> _What the task requires_: Output each entry verbatim and exclude every picture from it.

[Collected data entries]
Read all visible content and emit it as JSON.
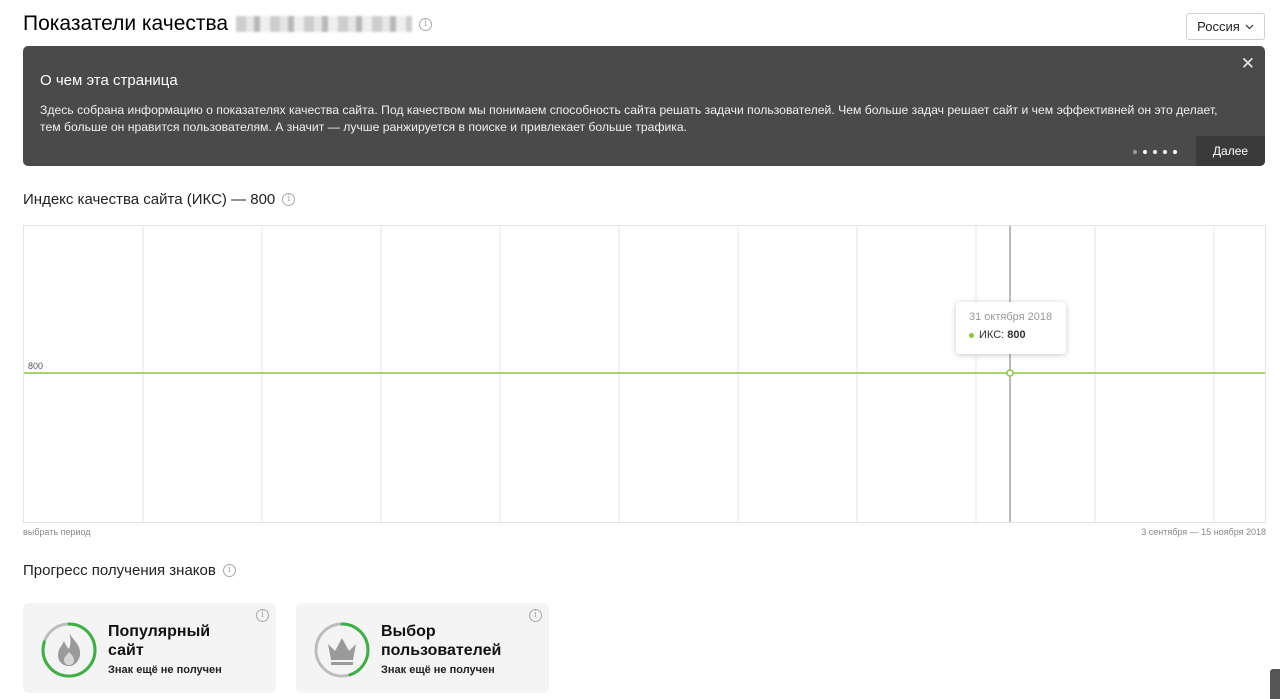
{
  "header": {
    "title": "Показатели качества",
    "region": "Россия"
  },
  "banner": {
    "title": "О чем эта страница",
    "text": "Здесь собрана информацию о показателях качества сайта. Под качеством мы понимаем способность сайта решать задачи пользователей. Чем больше задач решает сайт и чем эффективней он это делает, тем больше он нравится пользователям. А значит — лучше ранжируется в поиске и привлекает больше трафика.",
    "next_label": "Далее",
    "close_glyph": "✕",
    "pages_total": 5,
    "page_current": 1
  },
  "iks": {
    "title": "Индекс качества сайта (ИКС) — 800",
    "period_link": "выбрать период",
    "date_range": "3 сентября — 15 ноября 2018",
    "tooltip": {
      "date": "31 октября 2018",
      "series": "ИКС:",
      "value": "800"
    }
  },
  "chart_data": {
    "type": "line",
    "series": [
      {
        "name": "ИКС",
        "values": [
          800,
          800
        ]
      }
    ],
    "x": [
      "3 сентября 2018",
      "15 ноября 2018"
    ],
    "y_tick_label": "800",
    "line_color": "#8cc63f",
    "highlight_x": "31 октября 2018",
    "grid": true
  },
  "progress": {
    "title": "Прогресс получения знаков",
    "badges": [
      {
        "name_line1": "Популярный",
        "name_line2": "сайт",
        "status": "Знак ещё не получен",
        "icon": "flame-icon",
        "progress": 0.8
      },
      {
        "name_line1": "Выбор",
        "name_line2": "пользователей",
        "status": "Знак ещё не получен",
        "icon": "crown-icon",
        "progress": 0.45
      }
    ]
  },
  "colors": {
    "banner_bg": "#4a4a4a",
    "accent_green": "#8cc63f",
    "ring_green": "#3cb043"
  }
}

> _Finished answer_:
Read all visible content and emit it as JSON.
{
  "header": {
    "title": "Показатели качества",
    "region": "Россия"
  },
  "banner": {
    "title": "О чем эта страница",
    "text": "Здесь собрана информацию о показателях качества сайта. Под качеством мы понимаем способность сайта решать задачи пользователей. Чем больше задач решает сайт и чем эффективней он это делает, тем больше он нравится пользователям. А значит — лучше ранжируется в поиске и привлекает больше трафика.",
    "next_label": "Далее",
    "close_glyph": "✕",
    "pages_total": 5,
    "page_current": 1
  },
  "iks": {
    "title": "Индекс качества сайта (ИКС) — 800",
    "period_link": "выбрать период",
    "date_range": "3 сентября — 15 ноября 2018",
    "tooltip": {
      "date": "31 октября 2018",
      "series": "ИКС:",
      "value": "800"
    }
  },
  "chart_data": {
    "type": "line",
    "series": [
      {
        "name": "ИКС",
        "values": [
          800,
          800
        ]
      }
    ],
    "x": [
      "3 сентября 2018",
      "15 ноября 2018"
    ],
    "y_tick_label": "800",
    "line_color": "#8cc63f",
    "highlight_x": "31 октября 2018",
    "grid": true
  },
  "progress": {
    "title": "Прогресс получения знаков",
    "badges": [
      {
        "name_line1": "Популярный",
        "name_line2": "сайт",
        "status": "Знак ещё не получен",
        "icon": "flame-icon",
        "progress": 0.8
      },
      {
        "name_line1": "Выбор",
        "name_line2": "пользователей",
        "status": "Знак ещё не получен",
        "icon": "crown-icon",
        "progress": 0.45
      }
    ]
  },
  "colors": {
    "banner_bg": "#4a4a4a",
    "accent_green": "#8cc63f",
    "ring_green": "#3cb043"
  }
}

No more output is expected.